> **WORK TO DO**
Check every line of the data below for the string "Width", and copy the ones that hold it.

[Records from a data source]
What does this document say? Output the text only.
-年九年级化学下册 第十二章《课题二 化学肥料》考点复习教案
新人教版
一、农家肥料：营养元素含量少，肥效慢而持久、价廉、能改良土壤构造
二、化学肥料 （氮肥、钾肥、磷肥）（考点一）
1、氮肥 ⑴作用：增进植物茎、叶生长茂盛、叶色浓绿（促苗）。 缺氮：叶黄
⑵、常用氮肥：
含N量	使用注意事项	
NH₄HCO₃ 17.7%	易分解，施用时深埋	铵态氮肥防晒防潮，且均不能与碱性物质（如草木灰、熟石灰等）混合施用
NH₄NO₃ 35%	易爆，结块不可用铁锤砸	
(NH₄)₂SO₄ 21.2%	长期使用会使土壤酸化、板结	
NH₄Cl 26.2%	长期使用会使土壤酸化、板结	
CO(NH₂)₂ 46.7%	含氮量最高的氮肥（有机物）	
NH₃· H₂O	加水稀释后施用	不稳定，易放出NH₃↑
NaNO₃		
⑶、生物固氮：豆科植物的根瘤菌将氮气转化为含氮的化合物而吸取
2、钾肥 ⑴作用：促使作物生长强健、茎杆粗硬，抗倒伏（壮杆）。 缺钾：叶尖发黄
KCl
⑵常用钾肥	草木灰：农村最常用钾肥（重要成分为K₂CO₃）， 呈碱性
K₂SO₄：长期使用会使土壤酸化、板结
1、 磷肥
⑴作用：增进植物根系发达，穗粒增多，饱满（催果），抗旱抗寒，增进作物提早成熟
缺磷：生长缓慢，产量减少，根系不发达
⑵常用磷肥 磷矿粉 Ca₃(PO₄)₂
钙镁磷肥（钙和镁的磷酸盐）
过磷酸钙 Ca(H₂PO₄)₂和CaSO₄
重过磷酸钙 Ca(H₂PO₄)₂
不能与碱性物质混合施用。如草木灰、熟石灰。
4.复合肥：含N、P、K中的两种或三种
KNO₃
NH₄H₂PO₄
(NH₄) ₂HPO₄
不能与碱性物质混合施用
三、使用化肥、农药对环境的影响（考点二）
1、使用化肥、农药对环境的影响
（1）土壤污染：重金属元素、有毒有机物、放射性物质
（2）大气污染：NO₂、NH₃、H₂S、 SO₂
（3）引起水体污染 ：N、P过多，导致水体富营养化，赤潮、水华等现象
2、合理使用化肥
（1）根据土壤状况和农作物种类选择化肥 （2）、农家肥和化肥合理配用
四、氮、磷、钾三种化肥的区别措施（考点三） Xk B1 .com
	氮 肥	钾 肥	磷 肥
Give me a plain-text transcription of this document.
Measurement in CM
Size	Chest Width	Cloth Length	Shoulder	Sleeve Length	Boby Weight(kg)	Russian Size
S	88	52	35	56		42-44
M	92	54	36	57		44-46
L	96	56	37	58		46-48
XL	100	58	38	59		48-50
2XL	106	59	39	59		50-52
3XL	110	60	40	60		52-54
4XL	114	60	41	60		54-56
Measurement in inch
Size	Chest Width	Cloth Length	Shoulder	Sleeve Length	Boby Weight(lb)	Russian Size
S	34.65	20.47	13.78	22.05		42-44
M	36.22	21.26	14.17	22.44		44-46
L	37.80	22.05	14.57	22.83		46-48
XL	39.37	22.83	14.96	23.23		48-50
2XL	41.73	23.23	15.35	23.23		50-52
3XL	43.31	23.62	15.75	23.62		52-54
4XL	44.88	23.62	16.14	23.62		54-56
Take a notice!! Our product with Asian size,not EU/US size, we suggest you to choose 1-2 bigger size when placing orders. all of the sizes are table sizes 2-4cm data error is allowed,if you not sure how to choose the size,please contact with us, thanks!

> **FULL ANSWER**
Size	Chest Width	Cloth Length	Shoulder	Sleeve Length	Boby Weight(kg)	Russian Size
Size	Chest Width	Cloth Length	Shoulder	Sleeve Length	Boby Weight(lb)	Russian Size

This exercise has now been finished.